[Dataset rows]
______
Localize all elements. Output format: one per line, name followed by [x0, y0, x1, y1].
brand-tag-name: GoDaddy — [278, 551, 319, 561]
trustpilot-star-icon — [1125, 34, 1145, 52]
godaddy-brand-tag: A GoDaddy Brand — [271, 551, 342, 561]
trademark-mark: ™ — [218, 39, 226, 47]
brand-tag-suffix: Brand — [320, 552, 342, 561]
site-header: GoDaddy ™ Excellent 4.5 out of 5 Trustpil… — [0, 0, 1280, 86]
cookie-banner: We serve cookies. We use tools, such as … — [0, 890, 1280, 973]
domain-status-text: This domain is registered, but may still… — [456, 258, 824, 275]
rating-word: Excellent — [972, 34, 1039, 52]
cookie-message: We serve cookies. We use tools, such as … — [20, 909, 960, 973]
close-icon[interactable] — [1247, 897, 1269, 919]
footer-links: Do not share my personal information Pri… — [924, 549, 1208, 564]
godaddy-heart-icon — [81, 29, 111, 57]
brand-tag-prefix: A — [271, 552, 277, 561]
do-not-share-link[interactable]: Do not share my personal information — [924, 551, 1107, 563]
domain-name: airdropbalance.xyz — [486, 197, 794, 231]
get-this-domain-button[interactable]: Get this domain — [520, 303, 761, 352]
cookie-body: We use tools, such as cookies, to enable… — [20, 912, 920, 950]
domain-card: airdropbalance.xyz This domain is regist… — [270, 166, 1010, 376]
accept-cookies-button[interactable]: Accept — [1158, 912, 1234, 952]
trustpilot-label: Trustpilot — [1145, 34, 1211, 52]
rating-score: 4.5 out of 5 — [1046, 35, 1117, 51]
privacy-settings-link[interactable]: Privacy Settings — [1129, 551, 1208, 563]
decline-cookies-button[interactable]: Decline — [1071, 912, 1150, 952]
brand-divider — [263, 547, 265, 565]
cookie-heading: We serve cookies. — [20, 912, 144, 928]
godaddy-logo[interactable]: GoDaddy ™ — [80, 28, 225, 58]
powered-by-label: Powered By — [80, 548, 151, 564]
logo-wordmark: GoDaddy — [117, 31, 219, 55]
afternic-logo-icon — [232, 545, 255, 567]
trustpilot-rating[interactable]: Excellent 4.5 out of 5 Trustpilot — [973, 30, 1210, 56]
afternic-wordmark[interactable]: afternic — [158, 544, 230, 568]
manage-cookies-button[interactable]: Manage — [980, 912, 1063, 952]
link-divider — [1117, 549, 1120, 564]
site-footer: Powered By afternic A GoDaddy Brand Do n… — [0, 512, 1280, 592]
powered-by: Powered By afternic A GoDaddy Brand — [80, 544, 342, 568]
______
#### WHAT THIS TASK INVOLVES
Please echo the lines above exactly as they appear.

#### FULL OUTPUT
Localize all elements. Output format: one per line, name followed by [x0, y0, x1, y1].
brand-tag-name: GoDaddy — [278, 551, 319, 561]
trustpilot-star-icon — [1125, 34, 1145, 52]
godaddy-brand-tag: A GoDaddy Brand — [271, 551, 342, 561]
trademark-mark: ™ — [218, 39, 226, 47]
brand-tag-suffix: Brand — [320, 552, 342, 561]
site-header: GoDaddy ™ Excellent 4.5 out of 5 Trustpil… — [0, 0, 1280, 86]
cookie-banner: We serve cookies. We use tools, such as … — [0, 890, 1280, 973]
domain-status-text: This domain is registered, but may still… — [456, 258, 824, 275]
rating-word: Excellent — [972, 34, 1039, 52]
cookie-message: We serve cookies. We use tools, such as … — [20, 909, 960, 973]
close-icon[interactable] — [1247, 897, 1269, 919]
footer-links: Do not share my personal information Pri… — [924, 549, 1208, 564]
godaddy-heart-icon — [81, 29, 111, 57]
brand-tag-prefix: A — [271, 552, 277, 561]
do-not-share-link[interactable]: Do not share my personal information — [924, 551, 1107, 563]
domain-name: airdropbalance.xyz — [486, 197, 794, 231]
get-this-domain-button[interactable]: Get this domain — [520, 303, 761, 352]
cookie-body: We use tools, such as cookies, to enable… — [20, 912, 920, 950]
domain-card: airdropbalance.xyz This domain is regist… — [270, 166, 1010, 376]
accept-cookies-button[interactable]: Accept — [1158, 912, 1234, 952]
trustpilot-label: Trustpilot — [1145, 34, 1211, 52]
rating-score: 4.5 out of 5 — [1046, 35, 1117, 51]
privacy-settings-link[interactable]: Privacy Settings — [1129, 551, 1208, 563]
decline-cookies-button[interactable]: Decline — [1071, 912, 1150, 952]
brand-divider — [263, 547, 265, 565]
cookie-heading: We serve cookies. — [20, 912, 144, 928]
godaddy-logo[interactable]: GoDaddy ™ — [80, 28, 225, 58]
powered-by-label: Powered By — [80, 548, 151, 564]
logo-wordmark: GoDaddy — [117, 31, 219, 55]
afternic-logo-icon — [232, 545, 255, 567]
trustpilot-rating[interactable]: Excellent 4.5 out of 5 Trustpilot — [973, 30, 1210, 56]
afternic-wordmark[interactable]: afternic — [158, 544, 230, 568]
manage-cookies-button[interactable]: Manage — [980, 912, 1063, 952]
link-divider — [1117, 549, 1120, 564]
site-footer: Powered By afternic A GoDaddy Brand Do n… — [0, 512, 1280, 592]
powered-by: Powered By afternic A GoDaddy Brand — [80, 544, 342, 568]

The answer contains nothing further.